■ **Your objective**:
Copy out every line of the records where the string "With" occurs.

■ **Records from a collection of figures**:
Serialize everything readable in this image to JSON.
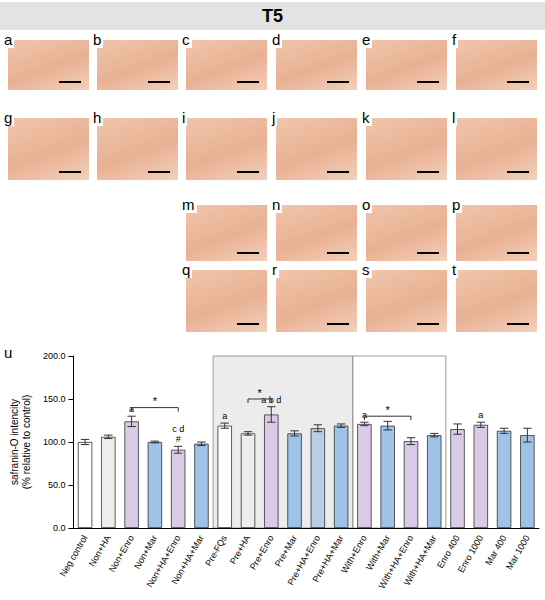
{
  "title": "T5",
  "panel_rows": [
    [
      "a",
      "b",
      "c",
      "d",
      "e",
      "f"
    ],
    [
      "g",
      "h",
      "i",
      "j",
      "k",
      "l"
    ],
    [
      null,
      null,
      "m",
      "n",
      "o",
      "p"
    ],
    [
      null,
      null,
      "q",
      "r",
      "s",
      "t"
    ]
  ],
  "chart_label": "u",
  "chart_data": {
    "type": "bar",
    "y_label": [
      "safranin-O intencity",
      "(% relative to control)"
    ],
    "categories": [
      "Neg control",
      "Non+HA",
      "Non+Enro",
      "Non+Mar",
      "Non+HA+Enro",
      "Non+HA+Mar",
      "Pre-FQs",
      "Pre+HA",
      "Pre+Enro",
      "Pre+Mar",
      "Pre+HA+Enro",
      "Pre+HA+Mar",
      "With+Enro",
      "With+Mar",
      "With+HA+Enro",
      "With+HA+Mar",
      "Enro 400",
      "Enro 1000",
      "Mar 400",
      "Mar 1000"
    ],
    "values": [
      100,
      106,
      124,
      100,
      91,
      98,
      119,
      110,
      132,
      110,
      116,
      119,
      121,
      119,
      101,
      108,
      115,
      120,
      113,
      108
    ],
    "errors": [
      3,
      2,
      6,
      1,
      4,
      2,
      3,
      2,
      9,
      3,
      4,
      2,
      2,
      5,
      4,
      2,
      6,
      3,
      3,
      8
    ],
    "colors": [
      "#ffffff",
      "#eeeeee",
      "#d9cbe6",
      "#9fc3e6",
      "#d9cbe6",
      "#9fc3e6",
      "#ffffff",
      "#eeeeee",
      "#d9cbe6",
      "#9fc3e6",
      "#b9cde6",
      "#9fc3e6",
      "#d9cbe6",
      "#9fc3e6",
      "#d9cbe6",
      "#9fc3e6",
      "#d9cbe6",
      "#d9cbe6",
      "#9fc3e6",
      "#9fc3e6"
    ],
    "sig_labels": [
      null,
      null,
      [
        "a"
      ],
      null,
      [
        "c d",
        "#"
      ],
      null,
      [
        "a"
      ],
      null,
      [
        "a b d"
      ],
      null,
      null,
      null,
      [
        "a"
      ],
      null,
      null,
      null,
      null,
      [
        "a"
      ],
      null,
      null
    ],
    "brackets": [
      {
        "from": "Non+Enro",
        "to": "Non+HA+Enro",
        "label": "*",
        "y": 140
      },
      {
        "from": "Pre+HA",
        "to": "Pre+Enro",
        "label": "*",
        "y": 150
      },
      {
        "from": "With+Enro",
        "to": "With+HA+Enro",
        "label": "*",
        "y": 130
      }
    ],
    "groups": [
      {
        "from": "Pre-FQs",
        "to": "Pre+HA+Mar",
        "shaded": true
      },
      {
        "from": "With+Enro",
        "to": "With+HA+Mar",
        "shaded": false
      }
    ],
    "ylim": [
      0,
      200
    ],
    "yticks": [
      {
        "value": 0,
        "label": "0.0"
      },
      {
        "value": 50,
        "label": "50.0"
      },
      {
        "value": 100,
        "label": "100.0"
      },
      {
        "value": 150,
        "label": "150.0"
      },
      {
        "value": 200,
        "label": "200.0"
      }
    ],
    "grid": false
  }
}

■ **Full answer**:
      "With+Enro",
      "With+Mar",
      "With+HA+Enro",
      "With+HA+Mar",
        "from": "With+Enro",
        "to": "With+HA+Enro",
        "from": "With+Enro",
        "to": "With+HA+Mar",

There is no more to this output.